▶ _SHORT PROBLEM_
Among the lines below, count those with "millions". Give the total alone.

[Records from a collection of figures]
--
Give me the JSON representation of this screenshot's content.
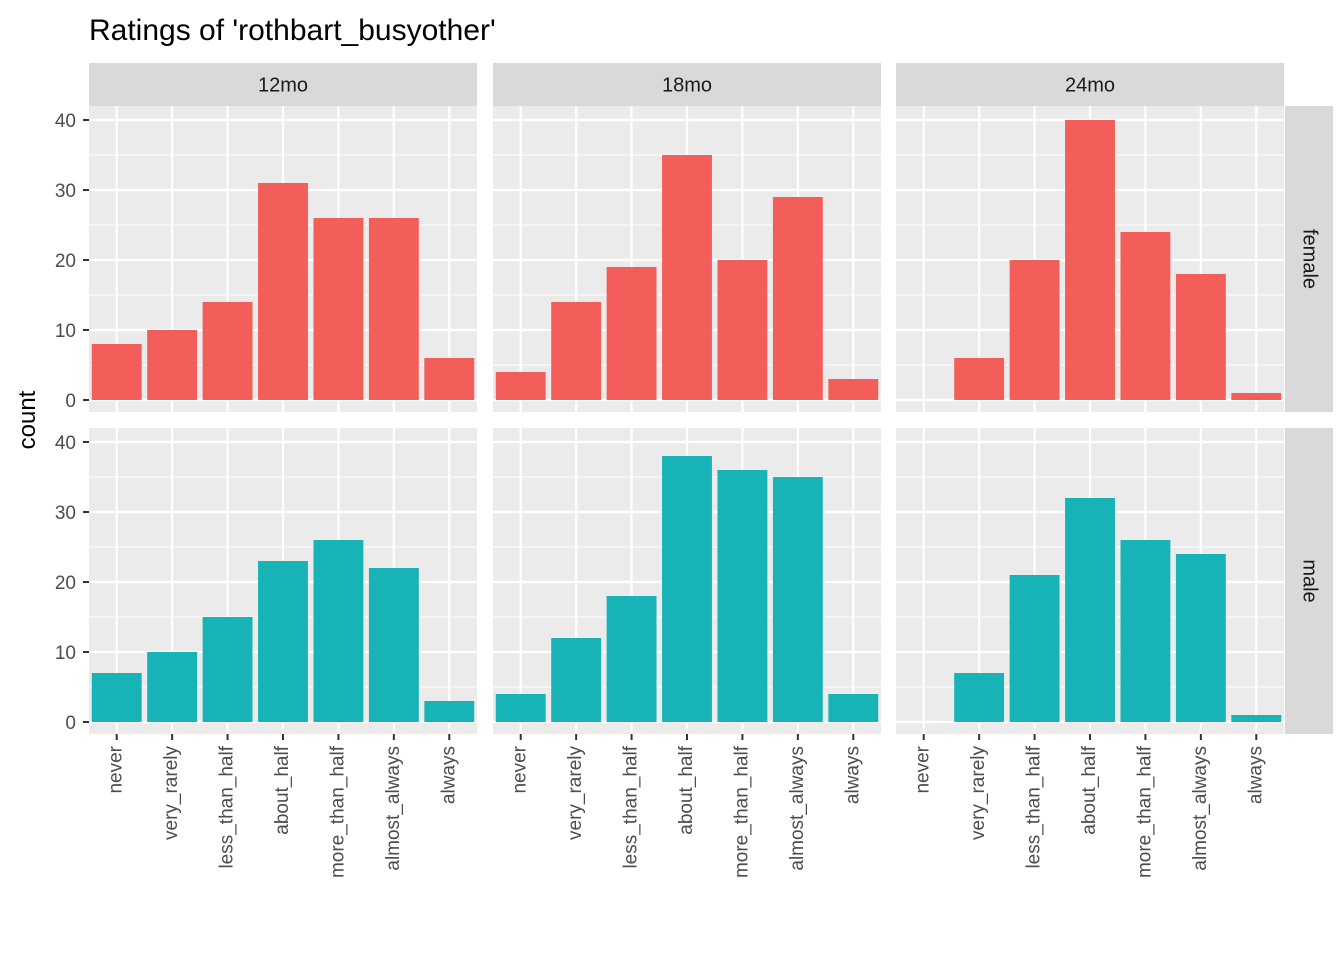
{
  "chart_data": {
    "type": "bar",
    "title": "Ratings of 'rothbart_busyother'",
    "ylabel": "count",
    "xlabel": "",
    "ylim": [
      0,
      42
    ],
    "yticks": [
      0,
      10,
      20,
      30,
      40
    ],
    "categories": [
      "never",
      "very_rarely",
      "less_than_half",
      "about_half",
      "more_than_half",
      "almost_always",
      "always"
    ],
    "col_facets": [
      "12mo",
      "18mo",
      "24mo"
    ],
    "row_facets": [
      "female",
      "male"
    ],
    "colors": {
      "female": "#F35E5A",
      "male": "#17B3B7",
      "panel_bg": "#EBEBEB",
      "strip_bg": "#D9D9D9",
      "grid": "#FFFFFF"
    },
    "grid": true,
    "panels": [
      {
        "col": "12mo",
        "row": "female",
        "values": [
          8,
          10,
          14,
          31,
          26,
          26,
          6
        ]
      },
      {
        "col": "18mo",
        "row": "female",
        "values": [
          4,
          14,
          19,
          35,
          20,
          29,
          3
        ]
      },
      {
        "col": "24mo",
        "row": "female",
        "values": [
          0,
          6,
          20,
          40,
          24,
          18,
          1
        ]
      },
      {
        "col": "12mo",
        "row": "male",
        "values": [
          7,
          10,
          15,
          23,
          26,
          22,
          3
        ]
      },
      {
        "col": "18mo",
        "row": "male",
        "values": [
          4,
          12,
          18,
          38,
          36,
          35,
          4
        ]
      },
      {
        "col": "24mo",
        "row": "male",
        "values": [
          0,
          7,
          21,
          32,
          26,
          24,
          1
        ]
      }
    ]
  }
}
--
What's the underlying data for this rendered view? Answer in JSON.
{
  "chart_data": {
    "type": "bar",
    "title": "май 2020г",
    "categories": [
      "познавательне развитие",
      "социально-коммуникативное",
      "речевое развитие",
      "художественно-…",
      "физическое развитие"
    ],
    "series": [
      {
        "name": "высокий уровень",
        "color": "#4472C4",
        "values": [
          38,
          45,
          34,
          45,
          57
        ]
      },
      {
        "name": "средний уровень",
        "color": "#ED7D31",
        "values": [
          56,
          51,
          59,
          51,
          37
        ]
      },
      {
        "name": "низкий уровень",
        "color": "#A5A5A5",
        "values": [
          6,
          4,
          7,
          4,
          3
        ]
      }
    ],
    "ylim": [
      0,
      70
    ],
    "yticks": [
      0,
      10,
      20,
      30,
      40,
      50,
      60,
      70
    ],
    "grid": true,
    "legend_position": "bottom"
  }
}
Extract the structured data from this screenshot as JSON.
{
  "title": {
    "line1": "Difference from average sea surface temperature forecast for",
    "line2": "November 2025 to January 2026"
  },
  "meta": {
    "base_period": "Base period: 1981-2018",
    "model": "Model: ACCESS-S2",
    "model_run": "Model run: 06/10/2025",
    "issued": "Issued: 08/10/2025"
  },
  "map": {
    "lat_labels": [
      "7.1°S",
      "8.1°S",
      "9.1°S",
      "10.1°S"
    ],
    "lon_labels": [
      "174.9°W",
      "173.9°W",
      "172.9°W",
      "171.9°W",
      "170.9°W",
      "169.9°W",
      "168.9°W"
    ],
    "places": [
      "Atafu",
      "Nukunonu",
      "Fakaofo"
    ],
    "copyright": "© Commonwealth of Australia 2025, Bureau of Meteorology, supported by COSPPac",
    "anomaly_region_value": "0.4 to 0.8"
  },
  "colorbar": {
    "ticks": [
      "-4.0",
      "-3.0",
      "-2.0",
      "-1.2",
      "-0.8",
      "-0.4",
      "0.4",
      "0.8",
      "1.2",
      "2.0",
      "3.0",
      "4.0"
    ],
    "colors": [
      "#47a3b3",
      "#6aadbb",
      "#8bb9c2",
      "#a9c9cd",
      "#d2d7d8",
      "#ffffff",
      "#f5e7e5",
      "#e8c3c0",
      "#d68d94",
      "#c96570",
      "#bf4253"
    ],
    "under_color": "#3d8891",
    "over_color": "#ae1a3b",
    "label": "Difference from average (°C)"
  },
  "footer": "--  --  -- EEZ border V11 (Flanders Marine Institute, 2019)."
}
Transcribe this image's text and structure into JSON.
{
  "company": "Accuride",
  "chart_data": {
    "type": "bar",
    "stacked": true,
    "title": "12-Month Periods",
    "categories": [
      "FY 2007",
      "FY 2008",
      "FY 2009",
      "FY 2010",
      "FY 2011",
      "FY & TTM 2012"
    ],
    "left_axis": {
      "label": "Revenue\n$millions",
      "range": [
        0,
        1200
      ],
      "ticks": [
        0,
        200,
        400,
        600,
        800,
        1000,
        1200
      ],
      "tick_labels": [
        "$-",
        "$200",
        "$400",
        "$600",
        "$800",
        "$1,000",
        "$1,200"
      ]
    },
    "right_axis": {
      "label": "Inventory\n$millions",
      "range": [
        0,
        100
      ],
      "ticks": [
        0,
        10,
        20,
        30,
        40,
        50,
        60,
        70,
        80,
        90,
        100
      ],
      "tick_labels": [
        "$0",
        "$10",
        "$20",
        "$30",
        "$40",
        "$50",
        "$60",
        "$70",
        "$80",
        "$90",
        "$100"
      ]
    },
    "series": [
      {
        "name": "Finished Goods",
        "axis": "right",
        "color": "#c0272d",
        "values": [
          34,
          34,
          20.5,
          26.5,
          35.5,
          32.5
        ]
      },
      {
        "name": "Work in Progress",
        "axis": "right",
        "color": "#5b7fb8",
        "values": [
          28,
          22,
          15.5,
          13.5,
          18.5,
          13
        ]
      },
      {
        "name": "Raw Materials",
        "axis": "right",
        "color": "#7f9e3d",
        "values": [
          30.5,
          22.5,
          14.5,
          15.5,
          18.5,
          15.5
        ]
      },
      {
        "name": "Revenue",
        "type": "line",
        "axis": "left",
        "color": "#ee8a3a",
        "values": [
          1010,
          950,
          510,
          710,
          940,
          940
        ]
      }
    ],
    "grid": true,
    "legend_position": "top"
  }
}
--
▶ _THE REPLY_
2